» Tarefas a realizar:
1) Enumere todas as empresas mencionadas pelo nome no excerto do texto sobre a carne de cavalo.
2) Segundo o excerto do texto sobre a carne de cavalo, em que país ficavam os dois matadouros onde o comerciante na Holanda se abasteceu?

» Excerto do texto:
Circuito de abastecimento torna difícil apurar culpados

Até agora ninguém identificou nenhum risco para a saúde dos produtos contaminados, mas o caso está a perturbar os consumidores por toda a Europa, particularmente na Irlanda e na Inglaterra, países onde comer carne de cavalo é praticamente tabu e onde se detetaram inúmeros casos relacionados com a fraude em produtos como lasanhas, canelone e mussaka

A motivação do caso parece ser essencialmente financeira já que a carne de cavalo é substancialmente mais barata do que a de vaca. As investigações da autoridade francesa de segurança alimentar puseram à luz do dia o tortuoso percurso que estes produtos fazem no seio dos 27.

Exemplo disso é a multinacional Findus, uma das empresas que mais viu a sua reputação afetada pelo escândalo. Em alguns dos produtos ultracongelados à venda no Reino Unido foram identificados teores elevados de carne de cavalo.

A Findus comprou a carne a uma companhia baseada no nordeste de França, a Comigel, que abastece fornecedores em 16 países com produtos semelhantes. Os produtos identificados nas Ilhas Britânicas vinham de uma fábrica da Comigel no Luxemburgo.

A Comigel tinha adquirido a carne a uma companhia denominada Spanghero no sudoeste de França, que por sua vez é uma subsidiária de outra firma chamada Poujol.

A França diz que a Poujol, adquiriu a carne congelada a um comerciante em Chipre, que por sua vez subcontratou a ordem a um comerciante na Holanda, o qual foi abastecer-se a dois matadouros situados na Roménia.

» Listagem extraída:
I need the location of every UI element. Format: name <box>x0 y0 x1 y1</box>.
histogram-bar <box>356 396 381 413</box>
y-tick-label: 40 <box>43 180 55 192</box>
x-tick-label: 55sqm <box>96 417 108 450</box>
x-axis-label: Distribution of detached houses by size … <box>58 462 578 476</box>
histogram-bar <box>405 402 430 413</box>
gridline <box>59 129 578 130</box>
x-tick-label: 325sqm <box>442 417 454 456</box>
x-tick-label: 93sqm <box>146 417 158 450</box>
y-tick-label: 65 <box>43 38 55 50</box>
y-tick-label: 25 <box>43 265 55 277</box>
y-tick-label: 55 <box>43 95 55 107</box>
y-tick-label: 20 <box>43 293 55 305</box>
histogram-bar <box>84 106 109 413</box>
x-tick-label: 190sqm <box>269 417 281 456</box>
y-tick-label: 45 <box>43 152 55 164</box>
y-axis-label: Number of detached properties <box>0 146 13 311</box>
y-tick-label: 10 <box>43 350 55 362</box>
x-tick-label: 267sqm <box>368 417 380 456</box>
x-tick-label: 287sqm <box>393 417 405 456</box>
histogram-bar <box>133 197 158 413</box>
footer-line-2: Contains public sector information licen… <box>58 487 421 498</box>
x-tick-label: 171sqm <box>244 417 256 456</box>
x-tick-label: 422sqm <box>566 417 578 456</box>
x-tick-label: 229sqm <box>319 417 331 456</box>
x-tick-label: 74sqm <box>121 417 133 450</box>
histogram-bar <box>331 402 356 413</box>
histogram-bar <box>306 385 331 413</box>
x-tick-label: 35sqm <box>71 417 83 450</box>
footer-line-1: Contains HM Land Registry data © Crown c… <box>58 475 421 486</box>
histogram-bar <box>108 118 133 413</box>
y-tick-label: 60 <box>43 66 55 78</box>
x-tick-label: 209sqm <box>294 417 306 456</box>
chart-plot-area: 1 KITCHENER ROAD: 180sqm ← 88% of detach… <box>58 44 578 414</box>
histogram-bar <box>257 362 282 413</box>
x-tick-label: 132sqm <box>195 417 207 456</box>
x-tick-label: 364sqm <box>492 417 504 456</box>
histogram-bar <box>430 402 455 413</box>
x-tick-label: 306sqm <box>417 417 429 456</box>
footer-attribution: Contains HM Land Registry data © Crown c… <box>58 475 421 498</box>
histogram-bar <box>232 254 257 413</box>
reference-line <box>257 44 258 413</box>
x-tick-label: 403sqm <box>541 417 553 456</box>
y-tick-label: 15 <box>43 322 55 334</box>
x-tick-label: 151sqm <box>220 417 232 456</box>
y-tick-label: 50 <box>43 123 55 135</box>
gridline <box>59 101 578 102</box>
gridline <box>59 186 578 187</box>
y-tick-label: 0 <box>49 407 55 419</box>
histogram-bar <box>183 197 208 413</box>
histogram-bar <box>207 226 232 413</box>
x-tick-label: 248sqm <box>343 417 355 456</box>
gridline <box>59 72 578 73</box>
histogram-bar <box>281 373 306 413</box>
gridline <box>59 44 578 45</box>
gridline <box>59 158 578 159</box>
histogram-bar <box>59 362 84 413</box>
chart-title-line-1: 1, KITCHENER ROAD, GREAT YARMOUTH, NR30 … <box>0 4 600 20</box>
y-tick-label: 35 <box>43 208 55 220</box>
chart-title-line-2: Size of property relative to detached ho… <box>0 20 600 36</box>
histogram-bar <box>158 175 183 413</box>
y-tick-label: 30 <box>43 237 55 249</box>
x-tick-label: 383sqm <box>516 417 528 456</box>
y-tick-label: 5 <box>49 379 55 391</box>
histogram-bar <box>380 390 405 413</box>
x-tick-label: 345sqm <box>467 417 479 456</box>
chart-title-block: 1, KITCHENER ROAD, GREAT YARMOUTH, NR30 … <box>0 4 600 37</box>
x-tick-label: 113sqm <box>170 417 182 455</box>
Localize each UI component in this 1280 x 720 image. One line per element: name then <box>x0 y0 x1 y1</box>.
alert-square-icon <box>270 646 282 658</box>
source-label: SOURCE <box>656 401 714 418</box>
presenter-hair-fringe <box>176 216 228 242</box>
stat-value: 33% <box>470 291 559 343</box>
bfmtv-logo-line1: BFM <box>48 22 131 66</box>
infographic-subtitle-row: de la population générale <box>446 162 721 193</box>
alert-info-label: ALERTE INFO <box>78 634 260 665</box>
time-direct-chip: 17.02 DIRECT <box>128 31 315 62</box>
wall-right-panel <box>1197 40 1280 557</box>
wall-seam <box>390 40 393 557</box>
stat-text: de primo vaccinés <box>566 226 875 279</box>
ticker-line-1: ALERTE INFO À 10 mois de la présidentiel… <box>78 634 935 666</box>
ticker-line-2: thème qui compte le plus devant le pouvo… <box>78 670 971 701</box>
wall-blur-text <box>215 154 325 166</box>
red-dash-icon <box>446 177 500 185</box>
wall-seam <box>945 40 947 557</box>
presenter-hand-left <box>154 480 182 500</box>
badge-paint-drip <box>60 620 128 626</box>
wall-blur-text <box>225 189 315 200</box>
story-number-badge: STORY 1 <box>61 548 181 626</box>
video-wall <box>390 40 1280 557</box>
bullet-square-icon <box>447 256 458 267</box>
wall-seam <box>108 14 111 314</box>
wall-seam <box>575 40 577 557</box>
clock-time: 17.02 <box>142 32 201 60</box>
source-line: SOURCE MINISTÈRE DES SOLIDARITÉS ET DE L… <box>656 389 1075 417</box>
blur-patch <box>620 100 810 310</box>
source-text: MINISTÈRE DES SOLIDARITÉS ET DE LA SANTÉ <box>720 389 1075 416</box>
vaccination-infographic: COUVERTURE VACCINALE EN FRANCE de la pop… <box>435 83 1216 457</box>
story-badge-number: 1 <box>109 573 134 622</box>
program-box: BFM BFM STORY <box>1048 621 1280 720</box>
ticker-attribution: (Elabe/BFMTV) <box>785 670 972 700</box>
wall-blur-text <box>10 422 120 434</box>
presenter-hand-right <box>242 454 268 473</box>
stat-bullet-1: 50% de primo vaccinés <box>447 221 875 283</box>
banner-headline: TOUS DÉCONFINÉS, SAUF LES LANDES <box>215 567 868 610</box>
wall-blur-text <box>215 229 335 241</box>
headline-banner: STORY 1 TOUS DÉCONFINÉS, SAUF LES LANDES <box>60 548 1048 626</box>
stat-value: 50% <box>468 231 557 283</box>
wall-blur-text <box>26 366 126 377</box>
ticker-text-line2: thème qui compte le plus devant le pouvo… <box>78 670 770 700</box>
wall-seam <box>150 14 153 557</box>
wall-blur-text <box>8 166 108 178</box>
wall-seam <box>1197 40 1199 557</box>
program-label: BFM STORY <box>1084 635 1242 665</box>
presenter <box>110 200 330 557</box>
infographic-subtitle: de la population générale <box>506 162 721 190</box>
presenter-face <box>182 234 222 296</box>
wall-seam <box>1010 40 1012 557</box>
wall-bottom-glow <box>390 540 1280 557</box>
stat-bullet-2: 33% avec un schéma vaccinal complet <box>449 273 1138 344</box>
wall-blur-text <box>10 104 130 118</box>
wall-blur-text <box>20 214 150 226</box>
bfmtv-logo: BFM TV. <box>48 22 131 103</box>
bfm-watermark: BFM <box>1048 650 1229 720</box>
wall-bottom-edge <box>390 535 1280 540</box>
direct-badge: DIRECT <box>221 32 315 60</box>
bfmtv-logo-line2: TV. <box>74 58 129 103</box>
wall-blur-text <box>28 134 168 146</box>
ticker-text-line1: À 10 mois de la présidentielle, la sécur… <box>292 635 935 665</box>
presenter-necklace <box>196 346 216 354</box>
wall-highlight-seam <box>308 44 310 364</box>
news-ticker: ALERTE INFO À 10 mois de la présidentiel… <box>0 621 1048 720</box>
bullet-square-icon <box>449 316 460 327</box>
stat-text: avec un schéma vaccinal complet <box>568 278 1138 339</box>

» Respostas esperadas:
1) Findus, Comigel, Spanghero, Poujol

2) Na Roménia.